Begin Entries shown
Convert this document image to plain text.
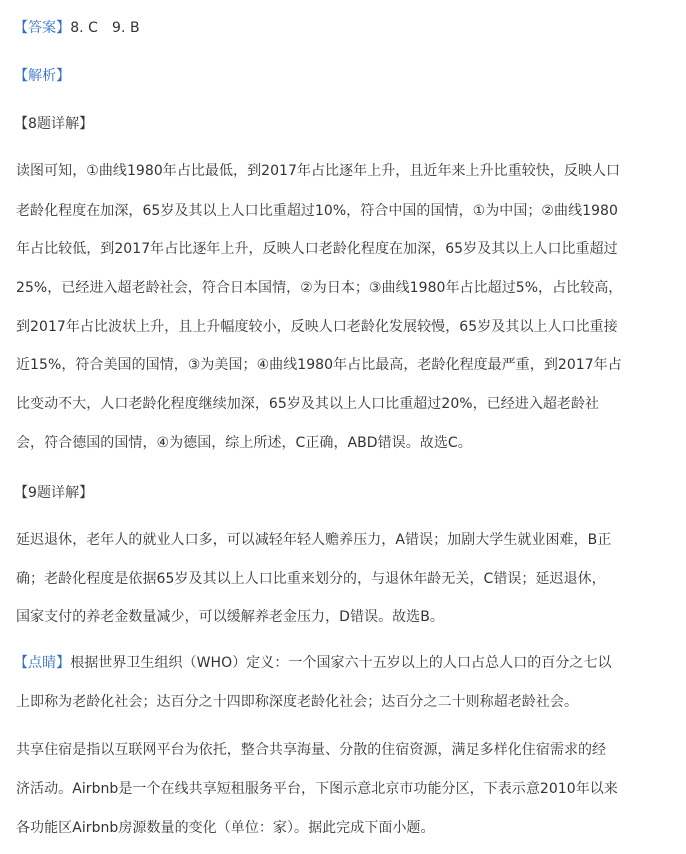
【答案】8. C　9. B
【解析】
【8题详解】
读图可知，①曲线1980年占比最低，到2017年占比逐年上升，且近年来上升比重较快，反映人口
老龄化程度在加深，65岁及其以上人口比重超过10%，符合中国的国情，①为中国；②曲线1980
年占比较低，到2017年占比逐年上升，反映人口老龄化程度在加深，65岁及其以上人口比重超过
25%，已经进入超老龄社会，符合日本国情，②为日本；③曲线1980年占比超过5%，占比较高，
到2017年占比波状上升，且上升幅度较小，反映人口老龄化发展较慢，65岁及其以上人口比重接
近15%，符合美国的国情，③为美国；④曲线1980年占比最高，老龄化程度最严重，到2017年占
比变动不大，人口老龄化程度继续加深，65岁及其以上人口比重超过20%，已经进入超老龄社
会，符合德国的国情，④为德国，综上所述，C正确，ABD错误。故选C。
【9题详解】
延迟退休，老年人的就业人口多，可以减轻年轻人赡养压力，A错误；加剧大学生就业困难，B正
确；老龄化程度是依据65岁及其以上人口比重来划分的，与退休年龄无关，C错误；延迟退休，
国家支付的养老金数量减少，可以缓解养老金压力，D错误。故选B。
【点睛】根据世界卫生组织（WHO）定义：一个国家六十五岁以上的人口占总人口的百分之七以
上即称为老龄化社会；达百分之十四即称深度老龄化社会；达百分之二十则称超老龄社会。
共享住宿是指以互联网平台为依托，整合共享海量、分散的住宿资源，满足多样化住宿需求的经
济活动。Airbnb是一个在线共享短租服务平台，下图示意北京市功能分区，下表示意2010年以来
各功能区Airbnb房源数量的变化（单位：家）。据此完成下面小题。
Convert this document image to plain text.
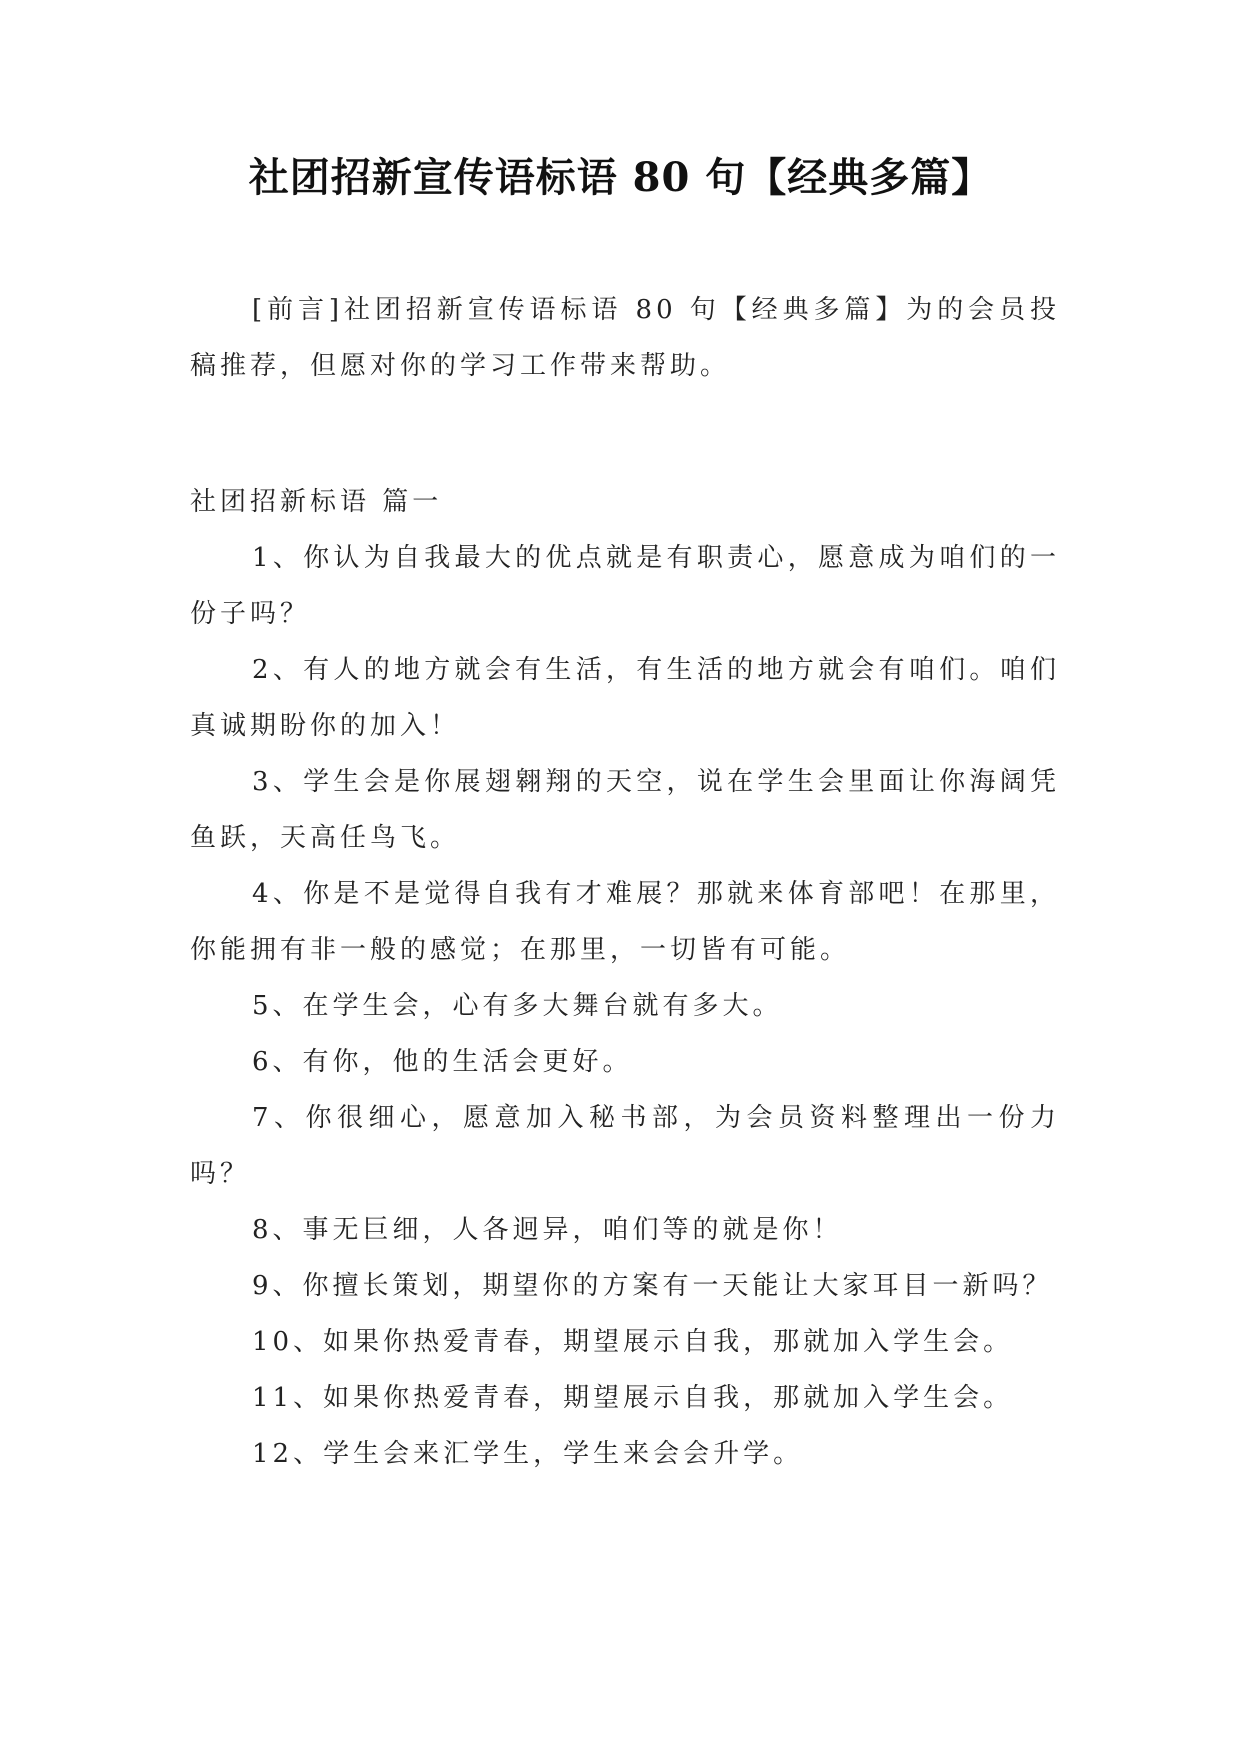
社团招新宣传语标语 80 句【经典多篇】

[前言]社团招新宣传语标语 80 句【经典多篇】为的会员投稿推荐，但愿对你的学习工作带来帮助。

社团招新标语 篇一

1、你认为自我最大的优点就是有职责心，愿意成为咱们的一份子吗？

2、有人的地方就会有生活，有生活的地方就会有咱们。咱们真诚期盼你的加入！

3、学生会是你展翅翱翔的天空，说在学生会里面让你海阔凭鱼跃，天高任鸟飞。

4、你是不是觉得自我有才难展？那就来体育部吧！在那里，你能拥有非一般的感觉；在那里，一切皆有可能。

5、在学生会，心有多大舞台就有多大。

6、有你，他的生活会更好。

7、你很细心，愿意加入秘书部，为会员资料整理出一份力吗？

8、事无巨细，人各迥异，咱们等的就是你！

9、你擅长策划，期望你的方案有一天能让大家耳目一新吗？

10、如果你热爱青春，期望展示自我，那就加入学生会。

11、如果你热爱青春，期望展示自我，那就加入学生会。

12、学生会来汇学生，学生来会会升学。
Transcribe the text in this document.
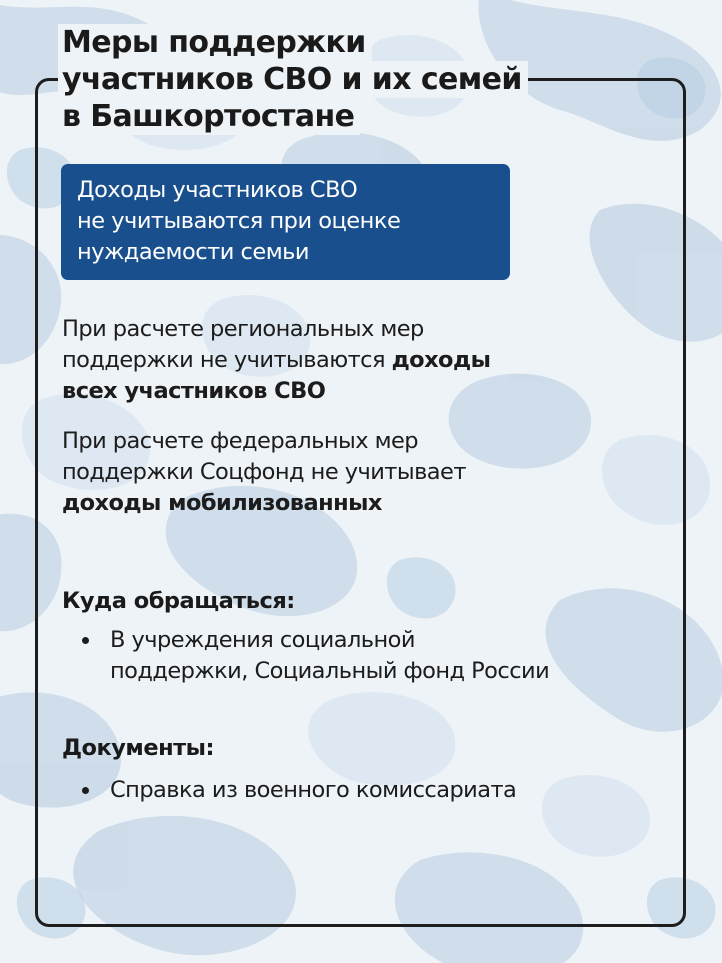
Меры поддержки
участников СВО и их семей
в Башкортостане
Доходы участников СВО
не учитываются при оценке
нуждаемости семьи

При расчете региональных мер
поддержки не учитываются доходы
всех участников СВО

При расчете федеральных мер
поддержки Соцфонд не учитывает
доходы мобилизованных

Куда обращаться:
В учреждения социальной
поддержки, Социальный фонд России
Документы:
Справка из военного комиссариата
End Entries shown
== Written exercise ==
Leave out all pictures and extract exactly the lines from the line with "Transcribe the text in this document." through the end of the material.

== Answer to the task ==
Transcribe the text in this document.
Меры поддержки
участников СВО и их семей
в Башкортостане
Доходы участников СВО
не учитываются при оценке
нуждаемости семьи

При расчете региональных мер
поддержки не учитываются доходы
всех участников СВО

При расчете федеральных мер
поддержки Соцфонд не учитывает
доходы мобилизованных

Куда обращаться:
В учреждения социальной
поддержки, Социальный фонд России
Документы:
Справка из военного комиссариата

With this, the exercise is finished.